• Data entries
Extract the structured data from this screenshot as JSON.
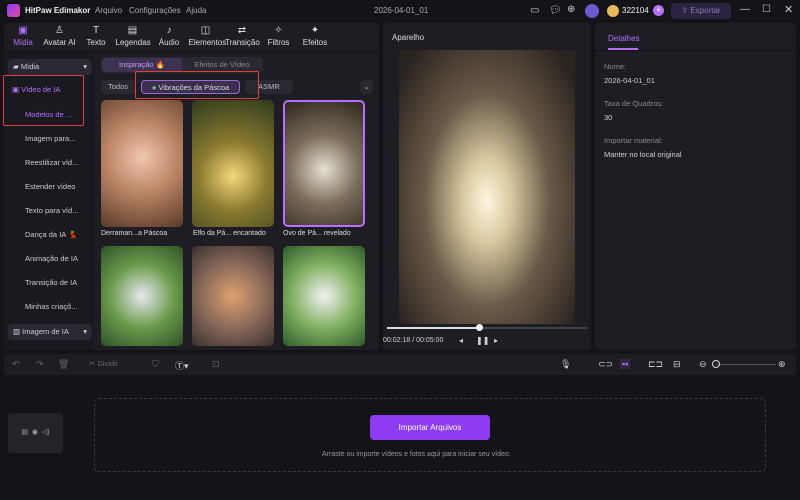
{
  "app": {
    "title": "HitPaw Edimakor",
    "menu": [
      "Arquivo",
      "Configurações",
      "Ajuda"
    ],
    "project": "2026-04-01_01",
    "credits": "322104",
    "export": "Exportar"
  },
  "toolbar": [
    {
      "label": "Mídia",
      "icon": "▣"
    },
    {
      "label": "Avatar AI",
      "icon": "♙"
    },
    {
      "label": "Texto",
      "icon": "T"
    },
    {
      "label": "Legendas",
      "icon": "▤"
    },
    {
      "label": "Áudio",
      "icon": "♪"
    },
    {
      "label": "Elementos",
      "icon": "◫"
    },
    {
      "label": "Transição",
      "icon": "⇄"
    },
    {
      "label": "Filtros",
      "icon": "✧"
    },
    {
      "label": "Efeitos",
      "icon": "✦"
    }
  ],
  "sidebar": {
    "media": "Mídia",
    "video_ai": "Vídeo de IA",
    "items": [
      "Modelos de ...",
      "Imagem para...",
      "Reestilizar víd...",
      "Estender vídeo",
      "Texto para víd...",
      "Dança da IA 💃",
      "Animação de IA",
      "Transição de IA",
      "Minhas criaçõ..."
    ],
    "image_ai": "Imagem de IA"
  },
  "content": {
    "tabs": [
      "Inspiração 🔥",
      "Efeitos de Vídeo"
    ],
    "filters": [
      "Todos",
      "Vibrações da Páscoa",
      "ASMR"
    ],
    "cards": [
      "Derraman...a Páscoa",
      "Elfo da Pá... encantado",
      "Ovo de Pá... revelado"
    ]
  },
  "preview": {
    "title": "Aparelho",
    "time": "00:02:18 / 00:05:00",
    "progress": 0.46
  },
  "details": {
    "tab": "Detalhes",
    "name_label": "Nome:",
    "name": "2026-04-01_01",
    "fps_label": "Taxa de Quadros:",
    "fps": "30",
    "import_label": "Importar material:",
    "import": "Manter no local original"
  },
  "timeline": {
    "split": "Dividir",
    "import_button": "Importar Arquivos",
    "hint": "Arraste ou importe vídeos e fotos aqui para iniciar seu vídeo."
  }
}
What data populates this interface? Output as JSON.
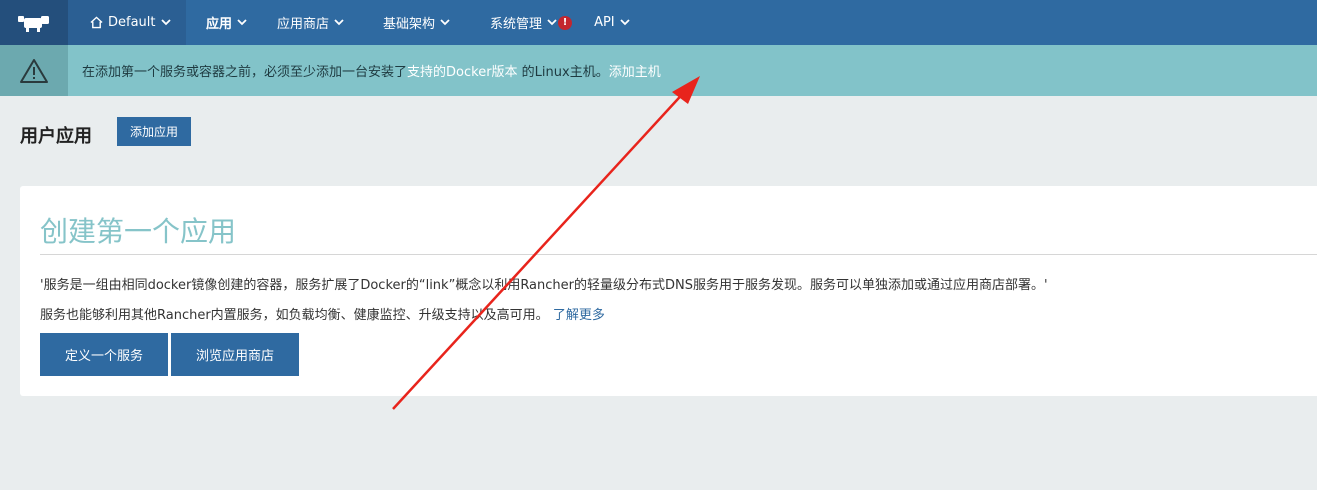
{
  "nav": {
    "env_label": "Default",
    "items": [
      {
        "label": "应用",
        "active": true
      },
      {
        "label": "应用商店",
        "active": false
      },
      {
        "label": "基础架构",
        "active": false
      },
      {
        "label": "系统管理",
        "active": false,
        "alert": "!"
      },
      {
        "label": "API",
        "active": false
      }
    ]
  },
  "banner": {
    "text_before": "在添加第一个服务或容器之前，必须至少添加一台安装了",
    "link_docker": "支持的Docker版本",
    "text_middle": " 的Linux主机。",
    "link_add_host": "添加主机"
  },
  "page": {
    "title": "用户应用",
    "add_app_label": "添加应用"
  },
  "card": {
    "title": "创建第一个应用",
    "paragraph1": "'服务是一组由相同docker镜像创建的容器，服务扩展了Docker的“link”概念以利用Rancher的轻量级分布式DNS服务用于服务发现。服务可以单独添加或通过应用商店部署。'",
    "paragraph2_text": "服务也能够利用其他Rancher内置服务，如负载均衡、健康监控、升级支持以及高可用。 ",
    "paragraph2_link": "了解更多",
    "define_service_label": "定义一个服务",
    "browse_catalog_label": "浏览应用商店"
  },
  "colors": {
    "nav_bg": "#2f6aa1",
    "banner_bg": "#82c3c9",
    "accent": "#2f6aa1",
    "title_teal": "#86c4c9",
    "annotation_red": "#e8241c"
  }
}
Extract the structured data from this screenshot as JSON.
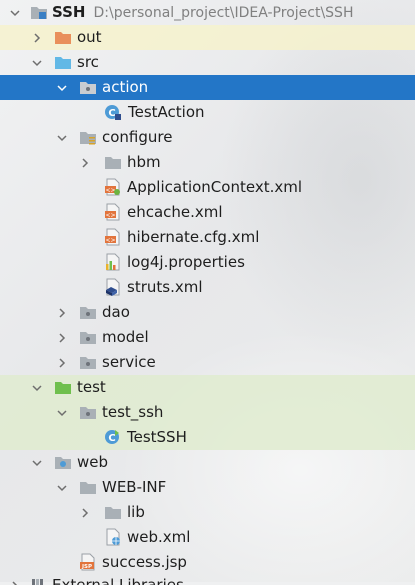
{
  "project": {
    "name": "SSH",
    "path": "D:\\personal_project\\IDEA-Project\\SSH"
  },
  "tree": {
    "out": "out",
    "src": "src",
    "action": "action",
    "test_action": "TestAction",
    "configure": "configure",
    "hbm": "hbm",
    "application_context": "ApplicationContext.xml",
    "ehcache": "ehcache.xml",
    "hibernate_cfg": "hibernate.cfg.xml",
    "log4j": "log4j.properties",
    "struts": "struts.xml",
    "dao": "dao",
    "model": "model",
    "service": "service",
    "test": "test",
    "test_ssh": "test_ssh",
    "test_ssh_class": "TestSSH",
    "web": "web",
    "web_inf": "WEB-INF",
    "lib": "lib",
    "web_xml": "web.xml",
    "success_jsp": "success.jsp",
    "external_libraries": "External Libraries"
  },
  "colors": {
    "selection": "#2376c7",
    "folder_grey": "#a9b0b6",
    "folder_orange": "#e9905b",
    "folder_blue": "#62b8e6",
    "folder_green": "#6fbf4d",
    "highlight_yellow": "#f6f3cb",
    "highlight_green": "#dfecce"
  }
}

• Task details
Write out the listing above exactly as it stands, pictures excluded.

• Reply
Extract the structured data from this screenshot as JSON.
{
  "app": {
    "title": "HitPaw Edimakor",
    "menu": [
      "Arquivo",
      "Configurações",
      "Ajuda"
    ],
    "project": "2026-04-01_01",
    "credits": "322104",
    "export": "Exportar"
  },
  "toolbar": [
    {
      "label": "Mídia",
      "icon": "▣"
    },
    {
      "label": "Avatar AI",
      "icon": "♙"
    },
    {
      "label": "Texto",
      "icon": "T"
    },
    {
      "label": "Legendas",
      "icon": "▤"
    },
    {
      "label": "Áudio",
      "icon": "♪"
    },
    {
      "label": "Elementos",
      "icon": "◫"
    },
    {
      "label": "Transição",
      "icon": "⇄"
    },
    {
      "label": "Filtros",
      "icon": "✧"
    },
    {
      "label": "Efeitos",
      "icon": "✦"
    }
  ],
  "sidebar": {
    "media": "Mídia",
    "video_ai": "Vídeo de IA",
    "items": [
      "Modelos de ...",
      "Imagem para...",
      "Reestilizar víd...",
      "Estender vídeo",
      "Texto para víd...",
      "Dança da IA 💃",
      "Animação de IA",
      "Transição de IA",
      "Minhas criaçõ..."
    ],
    "image_ai": "Imagem de IA"
  },
  "content": {
    "tabs": [
      "Inspiração 🔥",
      "Efeitos de Vídeo"
    ],
    "filters": [
      "Todos",
      "Vibrações da Páscoa",
      "ASMR"
    ],
    "cards": [
      "Derraman...a Páscoa",
      "Elfo da Pá... encantado",
      "Ovo de Pá... revelado"
    ]
  },
  "preview": {
    "title": "Aparelho",
    "time": "00:02:18 / 00:05:00",
    "progress": 0.46
  },
  "details": {
    "tab": "Detalhes",
    "name_label": "Nome:",
    "name": "2026-04-01_01",
    "fps_label": "Taxa de Quadros:",
    "fps": "30",
    "import_label": "Importar material:",
    "import": "Manter no local original"
  },
  "timeline": {
    "split": "Dividir",
    "import_button": "Importar Arquivos",
    "hint": "Arraste ou importe vídeos e fotos aqui para iniciar seu vídeo."
  }
}
What data populates this interface? Output as JSON.
{
  "nav": {
    "env_label": "Default",
    "items": [
      {
        "label": "应用",
        "active": true
      },
      {
        "label": "应用商店",
        "active": false
      },
      {
        "label": "基础架构",
        "active": false
      },
      {
        "label": "系统管理",
        "active": false,
        "alert": "!"
      },
      {
        "label": "API",
        "active": false
      }
    ]
  },
  "banner": {
    "text_before": "在添加第一个服务或容器之前，必须至少添加一台安装了",
    "link_docker": "支持的Docker版本",
    "text_middle": " 的Linux主机。",
    "link_add_host": "添加主机"
  },
  "page": {
    "title": "用户应用",
    "add_app_label": "添加应用"
  },
  "card": {
    "title": "创建第一个应用",
    "paragraph1": "'服务是一组由相同docker镜像创建的容器，服务扩展了Docker的“link”概念以利用Rancher的轻量级分布式DNS服务用于服务发现。服务可以单独添加或通过应用商店部署。'",
    "paragraph2_text": "服务也能够利用其他Rancher内置服务，如负载均衡、健康监控、升级支持以及高可用。 ",
    "paragraph2_link": "了解更多",
    "define_service_label": "定义一个服务",
    "browse_catalog_label": "浏览应用商店"
  },
  "colors": {
    "nav_bg": "#2f6aa1",
    "banner_bg": "#82c3c9",
    "accent": "#2f6aa1",
    "title_teal": "#86c4c9",
    "annotation_red": "#e8241c"
  }
}
Extract the structured data from this screenshot as JSON.
{
  "project": {
    "name": "SSH",
    "path": "D:\\personal_project\\IDEA-Project\\SSH"
  },
  "tree": {
    "out": "out",
    "src": "src",
    "action": "action",
    "test_action": "TestAction",
    "configure": "configure",
    "hbm": "hbm",
    "application_context": "ApplicationContext.xml",
    "ehcache": "ehcache.xml",
    "hibernate_cfg": "hibernate.cfg.xml",
    "log4j": "log4j.properties",
    "struts": "struts.xml",
    "dao": "dao",
    "model": "model",
    "service": "service",
    "test": "test",
    "test_ssh": "test_ssh",
    "test_ssh_class": "TestSSH",
    "web": "web",
    "web_inf": "WEB-INF",
    "lib": "lib",
    "web_xml": "web.xml",
    "success_jsp": "success.jsp",
    "external_libraries": "External Libraries"
  },
  "colors": {
    "selection": "#2376c7",
    "folder_grey": "#a9b0b6",
    "folder_orange": "#e9905b",
    "folder_blue": "#62b8e6",
    "folder_green": "#6fbf4d",
    "highlight_yellow": "#f6f3cb",
    "highlight_green": "#dfecce"
  }
}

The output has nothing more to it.